**Problem requirements:**
Extract all lines from the data beneath that include the word "legend".

________________________________________

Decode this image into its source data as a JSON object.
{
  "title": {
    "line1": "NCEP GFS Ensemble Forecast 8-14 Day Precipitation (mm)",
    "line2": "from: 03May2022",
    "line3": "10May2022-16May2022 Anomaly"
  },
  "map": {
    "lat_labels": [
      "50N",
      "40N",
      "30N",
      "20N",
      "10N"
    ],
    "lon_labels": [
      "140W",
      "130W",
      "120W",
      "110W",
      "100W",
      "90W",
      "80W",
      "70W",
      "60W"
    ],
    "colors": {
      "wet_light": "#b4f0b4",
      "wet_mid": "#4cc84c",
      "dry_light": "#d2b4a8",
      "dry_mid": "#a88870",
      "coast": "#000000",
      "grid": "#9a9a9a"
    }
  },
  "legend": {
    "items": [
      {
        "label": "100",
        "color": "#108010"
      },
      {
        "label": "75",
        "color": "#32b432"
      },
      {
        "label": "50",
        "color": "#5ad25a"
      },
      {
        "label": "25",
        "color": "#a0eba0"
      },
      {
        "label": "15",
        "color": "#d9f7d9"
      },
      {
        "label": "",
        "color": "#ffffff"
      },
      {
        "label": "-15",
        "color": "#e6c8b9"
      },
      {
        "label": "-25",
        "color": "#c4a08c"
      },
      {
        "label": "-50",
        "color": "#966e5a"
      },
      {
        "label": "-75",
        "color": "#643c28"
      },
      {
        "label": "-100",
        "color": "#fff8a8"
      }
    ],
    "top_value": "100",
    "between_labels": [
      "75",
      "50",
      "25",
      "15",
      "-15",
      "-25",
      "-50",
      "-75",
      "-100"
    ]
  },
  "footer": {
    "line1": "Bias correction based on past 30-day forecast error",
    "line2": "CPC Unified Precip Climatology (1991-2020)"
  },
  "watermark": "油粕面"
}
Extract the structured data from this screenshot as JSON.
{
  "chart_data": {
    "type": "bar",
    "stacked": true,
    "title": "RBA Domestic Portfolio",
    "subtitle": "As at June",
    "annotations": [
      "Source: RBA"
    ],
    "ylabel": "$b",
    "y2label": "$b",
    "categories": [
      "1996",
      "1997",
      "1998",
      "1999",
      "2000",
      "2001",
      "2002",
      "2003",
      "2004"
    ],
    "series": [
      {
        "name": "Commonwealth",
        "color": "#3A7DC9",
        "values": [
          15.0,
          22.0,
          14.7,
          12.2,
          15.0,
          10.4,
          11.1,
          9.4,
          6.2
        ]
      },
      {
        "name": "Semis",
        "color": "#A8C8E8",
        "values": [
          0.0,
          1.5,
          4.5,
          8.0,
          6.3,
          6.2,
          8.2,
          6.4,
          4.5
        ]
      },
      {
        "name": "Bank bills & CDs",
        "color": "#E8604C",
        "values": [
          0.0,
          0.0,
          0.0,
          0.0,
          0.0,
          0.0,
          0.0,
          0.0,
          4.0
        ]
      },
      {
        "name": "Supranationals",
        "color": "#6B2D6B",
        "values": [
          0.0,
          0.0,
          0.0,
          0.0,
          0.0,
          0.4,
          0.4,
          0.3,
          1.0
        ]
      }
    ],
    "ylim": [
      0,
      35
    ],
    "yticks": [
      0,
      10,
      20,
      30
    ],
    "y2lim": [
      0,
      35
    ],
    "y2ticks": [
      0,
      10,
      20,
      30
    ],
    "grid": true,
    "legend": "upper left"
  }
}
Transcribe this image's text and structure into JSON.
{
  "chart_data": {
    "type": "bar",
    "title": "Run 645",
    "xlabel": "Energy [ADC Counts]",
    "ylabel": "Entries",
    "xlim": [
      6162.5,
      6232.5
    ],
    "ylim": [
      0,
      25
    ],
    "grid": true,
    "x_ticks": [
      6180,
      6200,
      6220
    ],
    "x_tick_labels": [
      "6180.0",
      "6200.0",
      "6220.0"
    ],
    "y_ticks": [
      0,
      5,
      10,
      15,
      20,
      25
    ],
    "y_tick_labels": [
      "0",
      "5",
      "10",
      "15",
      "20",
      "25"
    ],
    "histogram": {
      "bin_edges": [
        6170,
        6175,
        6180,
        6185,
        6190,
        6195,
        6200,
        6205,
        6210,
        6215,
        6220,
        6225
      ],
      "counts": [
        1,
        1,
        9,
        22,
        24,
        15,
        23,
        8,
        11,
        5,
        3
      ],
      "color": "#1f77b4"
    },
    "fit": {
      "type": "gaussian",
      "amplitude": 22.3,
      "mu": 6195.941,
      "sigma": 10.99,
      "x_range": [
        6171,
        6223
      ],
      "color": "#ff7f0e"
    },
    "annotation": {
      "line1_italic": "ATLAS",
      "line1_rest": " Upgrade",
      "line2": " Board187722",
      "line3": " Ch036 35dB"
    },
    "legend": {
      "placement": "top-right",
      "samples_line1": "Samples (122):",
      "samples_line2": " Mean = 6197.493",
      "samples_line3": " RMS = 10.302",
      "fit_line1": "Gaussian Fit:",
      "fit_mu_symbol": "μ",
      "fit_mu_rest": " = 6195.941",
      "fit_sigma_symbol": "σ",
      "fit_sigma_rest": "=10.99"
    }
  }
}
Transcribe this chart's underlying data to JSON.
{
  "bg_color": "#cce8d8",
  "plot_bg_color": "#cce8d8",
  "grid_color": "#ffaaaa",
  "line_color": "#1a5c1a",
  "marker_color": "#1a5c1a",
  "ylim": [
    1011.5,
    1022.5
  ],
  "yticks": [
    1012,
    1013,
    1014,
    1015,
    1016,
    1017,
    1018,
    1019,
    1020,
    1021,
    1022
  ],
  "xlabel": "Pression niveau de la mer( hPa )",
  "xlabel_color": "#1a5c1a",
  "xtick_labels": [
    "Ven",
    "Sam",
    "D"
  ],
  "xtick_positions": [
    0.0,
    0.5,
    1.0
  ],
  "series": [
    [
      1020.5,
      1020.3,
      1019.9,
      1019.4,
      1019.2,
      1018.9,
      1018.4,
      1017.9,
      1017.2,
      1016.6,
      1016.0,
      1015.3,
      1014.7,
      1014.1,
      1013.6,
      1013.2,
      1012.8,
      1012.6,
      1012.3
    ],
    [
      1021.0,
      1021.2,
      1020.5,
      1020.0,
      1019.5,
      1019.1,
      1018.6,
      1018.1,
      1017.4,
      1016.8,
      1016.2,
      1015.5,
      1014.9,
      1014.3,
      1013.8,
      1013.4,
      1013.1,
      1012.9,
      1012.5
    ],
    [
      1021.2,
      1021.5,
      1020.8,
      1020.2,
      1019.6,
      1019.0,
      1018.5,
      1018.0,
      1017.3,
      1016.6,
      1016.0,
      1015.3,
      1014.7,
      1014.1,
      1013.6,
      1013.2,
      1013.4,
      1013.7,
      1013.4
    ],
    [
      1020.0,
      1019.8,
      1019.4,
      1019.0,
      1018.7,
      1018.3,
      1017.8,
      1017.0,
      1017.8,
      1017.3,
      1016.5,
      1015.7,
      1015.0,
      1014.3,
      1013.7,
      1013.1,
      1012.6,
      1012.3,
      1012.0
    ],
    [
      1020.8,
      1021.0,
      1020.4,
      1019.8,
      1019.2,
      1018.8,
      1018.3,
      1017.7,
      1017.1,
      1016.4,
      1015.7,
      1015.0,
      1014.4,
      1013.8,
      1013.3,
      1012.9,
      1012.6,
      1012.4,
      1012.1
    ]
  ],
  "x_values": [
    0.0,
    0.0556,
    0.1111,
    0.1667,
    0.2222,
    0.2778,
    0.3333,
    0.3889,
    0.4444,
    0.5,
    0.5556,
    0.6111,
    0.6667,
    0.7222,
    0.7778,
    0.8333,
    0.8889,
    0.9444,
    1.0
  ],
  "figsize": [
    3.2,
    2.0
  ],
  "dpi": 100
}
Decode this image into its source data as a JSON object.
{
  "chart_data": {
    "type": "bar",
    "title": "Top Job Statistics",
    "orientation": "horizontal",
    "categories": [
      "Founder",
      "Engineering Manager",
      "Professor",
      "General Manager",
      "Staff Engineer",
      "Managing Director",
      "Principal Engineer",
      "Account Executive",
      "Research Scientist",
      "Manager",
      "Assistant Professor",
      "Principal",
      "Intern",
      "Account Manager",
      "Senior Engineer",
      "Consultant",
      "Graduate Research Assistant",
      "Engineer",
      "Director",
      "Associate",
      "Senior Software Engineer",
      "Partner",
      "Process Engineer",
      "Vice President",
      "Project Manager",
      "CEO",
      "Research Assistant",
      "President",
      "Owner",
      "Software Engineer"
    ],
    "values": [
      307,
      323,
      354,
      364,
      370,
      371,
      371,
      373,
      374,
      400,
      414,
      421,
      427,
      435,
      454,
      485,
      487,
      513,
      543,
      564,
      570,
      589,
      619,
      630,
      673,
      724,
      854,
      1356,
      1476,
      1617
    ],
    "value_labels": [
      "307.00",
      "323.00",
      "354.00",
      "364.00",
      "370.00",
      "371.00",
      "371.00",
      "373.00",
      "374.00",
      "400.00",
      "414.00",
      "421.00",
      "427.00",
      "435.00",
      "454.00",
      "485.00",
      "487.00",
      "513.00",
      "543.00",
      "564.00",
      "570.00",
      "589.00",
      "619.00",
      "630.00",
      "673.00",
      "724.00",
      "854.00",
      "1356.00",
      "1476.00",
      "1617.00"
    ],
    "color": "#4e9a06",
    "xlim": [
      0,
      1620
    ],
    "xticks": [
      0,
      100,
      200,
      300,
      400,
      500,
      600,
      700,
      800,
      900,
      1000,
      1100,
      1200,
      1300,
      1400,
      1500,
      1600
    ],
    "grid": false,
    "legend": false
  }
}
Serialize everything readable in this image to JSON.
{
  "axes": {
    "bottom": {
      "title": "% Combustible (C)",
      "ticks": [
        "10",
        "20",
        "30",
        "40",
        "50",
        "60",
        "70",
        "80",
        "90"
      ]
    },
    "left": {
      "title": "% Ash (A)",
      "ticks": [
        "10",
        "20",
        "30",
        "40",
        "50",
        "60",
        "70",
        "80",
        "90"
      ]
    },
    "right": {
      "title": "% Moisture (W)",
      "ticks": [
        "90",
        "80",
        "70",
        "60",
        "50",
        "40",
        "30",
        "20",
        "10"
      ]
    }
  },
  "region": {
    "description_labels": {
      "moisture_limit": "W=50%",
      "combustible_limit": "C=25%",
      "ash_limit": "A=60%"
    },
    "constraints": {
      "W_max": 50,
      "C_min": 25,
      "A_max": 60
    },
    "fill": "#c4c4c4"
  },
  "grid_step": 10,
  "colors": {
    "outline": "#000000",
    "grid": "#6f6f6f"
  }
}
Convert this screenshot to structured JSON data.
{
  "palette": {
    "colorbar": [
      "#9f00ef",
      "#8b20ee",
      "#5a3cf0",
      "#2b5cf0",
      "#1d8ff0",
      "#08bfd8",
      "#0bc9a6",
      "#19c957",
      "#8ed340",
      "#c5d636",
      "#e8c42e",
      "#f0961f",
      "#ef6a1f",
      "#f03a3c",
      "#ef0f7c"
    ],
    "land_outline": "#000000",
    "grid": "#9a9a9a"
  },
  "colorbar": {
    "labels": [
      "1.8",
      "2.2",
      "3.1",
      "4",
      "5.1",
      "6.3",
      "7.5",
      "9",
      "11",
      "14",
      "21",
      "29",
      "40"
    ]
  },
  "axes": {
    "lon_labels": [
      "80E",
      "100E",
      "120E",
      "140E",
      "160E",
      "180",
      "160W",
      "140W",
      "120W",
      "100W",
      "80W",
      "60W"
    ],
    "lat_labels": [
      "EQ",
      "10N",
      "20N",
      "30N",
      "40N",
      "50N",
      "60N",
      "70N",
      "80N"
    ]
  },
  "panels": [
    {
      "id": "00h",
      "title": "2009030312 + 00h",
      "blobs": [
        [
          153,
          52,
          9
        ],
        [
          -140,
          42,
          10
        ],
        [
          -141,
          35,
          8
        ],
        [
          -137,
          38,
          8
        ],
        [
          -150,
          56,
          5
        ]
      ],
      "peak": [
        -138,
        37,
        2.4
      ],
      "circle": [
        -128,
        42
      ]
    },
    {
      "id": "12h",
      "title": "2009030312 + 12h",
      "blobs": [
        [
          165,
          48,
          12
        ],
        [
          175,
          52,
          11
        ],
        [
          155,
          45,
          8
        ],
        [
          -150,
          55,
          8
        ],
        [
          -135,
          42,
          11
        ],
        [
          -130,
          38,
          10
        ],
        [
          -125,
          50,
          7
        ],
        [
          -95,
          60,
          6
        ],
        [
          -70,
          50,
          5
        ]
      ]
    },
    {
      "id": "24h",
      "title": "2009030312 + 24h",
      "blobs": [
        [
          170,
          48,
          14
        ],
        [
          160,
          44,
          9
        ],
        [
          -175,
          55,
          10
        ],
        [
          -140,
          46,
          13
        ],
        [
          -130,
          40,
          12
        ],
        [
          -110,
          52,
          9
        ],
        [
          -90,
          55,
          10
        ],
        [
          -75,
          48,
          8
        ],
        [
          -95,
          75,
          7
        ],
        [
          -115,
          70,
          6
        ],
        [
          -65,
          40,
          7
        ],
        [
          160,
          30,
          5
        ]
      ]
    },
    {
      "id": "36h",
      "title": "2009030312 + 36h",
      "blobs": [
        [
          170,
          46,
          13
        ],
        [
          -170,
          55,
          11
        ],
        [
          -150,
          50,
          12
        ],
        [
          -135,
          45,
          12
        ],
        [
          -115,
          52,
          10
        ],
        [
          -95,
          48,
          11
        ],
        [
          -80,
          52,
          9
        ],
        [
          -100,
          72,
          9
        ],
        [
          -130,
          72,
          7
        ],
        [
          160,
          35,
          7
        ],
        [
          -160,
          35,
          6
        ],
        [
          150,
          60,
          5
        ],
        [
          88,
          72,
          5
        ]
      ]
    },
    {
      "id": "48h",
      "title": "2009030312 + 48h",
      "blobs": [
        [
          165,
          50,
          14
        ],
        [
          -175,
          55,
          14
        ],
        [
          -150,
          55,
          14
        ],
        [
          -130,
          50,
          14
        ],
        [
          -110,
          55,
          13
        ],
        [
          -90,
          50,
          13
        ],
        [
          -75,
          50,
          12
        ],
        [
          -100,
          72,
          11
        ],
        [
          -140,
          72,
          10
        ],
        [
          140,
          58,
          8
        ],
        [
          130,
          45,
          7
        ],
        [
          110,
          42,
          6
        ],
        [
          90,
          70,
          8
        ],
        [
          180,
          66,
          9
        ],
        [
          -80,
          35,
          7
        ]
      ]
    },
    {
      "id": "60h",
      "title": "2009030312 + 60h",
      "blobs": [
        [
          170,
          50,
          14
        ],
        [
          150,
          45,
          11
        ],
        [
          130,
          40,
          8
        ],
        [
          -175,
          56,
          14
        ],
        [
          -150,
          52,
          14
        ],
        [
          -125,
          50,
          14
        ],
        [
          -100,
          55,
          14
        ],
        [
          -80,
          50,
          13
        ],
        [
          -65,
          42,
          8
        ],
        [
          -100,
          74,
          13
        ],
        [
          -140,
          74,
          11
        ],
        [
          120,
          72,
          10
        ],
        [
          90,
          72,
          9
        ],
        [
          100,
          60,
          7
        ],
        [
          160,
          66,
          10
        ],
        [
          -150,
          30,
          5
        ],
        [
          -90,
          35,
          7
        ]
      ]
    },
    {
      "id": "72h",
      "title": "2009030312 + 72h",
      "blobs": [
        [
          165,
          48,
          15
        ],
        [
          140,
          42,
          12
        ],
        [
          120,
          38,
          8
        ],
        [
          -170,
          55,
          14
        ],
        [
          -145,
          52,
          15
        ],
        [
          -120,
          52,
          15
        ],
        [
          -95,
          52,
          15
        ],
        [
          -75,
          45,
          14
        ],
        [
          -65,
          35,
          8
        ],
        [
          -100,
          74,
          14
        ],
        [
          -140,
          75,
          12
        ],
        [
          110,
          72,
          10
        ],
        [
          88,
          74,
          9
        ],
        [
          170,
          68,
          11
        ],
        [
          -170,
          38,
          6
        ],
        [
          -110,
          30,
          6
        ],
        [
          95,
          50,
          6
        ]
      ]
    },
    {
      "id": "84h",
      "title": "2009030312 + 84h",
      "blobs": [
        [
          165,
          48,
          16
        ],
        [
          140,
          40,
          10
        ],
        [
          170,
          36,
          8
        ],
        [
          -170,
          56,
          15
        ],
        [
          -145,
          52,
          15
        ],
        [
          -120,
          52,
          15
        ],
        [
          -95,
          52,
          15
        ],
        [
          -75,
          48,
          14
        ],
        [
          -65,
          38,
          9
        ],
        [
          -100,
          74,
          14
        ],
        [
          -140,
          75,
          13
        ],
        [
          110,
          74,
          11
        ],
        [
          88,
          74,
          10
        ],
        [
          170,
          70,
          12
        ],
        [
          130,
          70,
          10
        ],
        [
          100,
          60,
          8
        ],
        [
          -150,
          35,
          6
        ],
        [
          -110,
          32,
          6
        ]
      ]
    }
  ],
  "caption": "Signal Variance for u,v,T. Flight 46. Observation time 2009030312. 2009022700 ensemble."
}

________________________________________

**Written answer:**
  "legend": {
    "legend": "upper left"
    "legend": {
    "legend": false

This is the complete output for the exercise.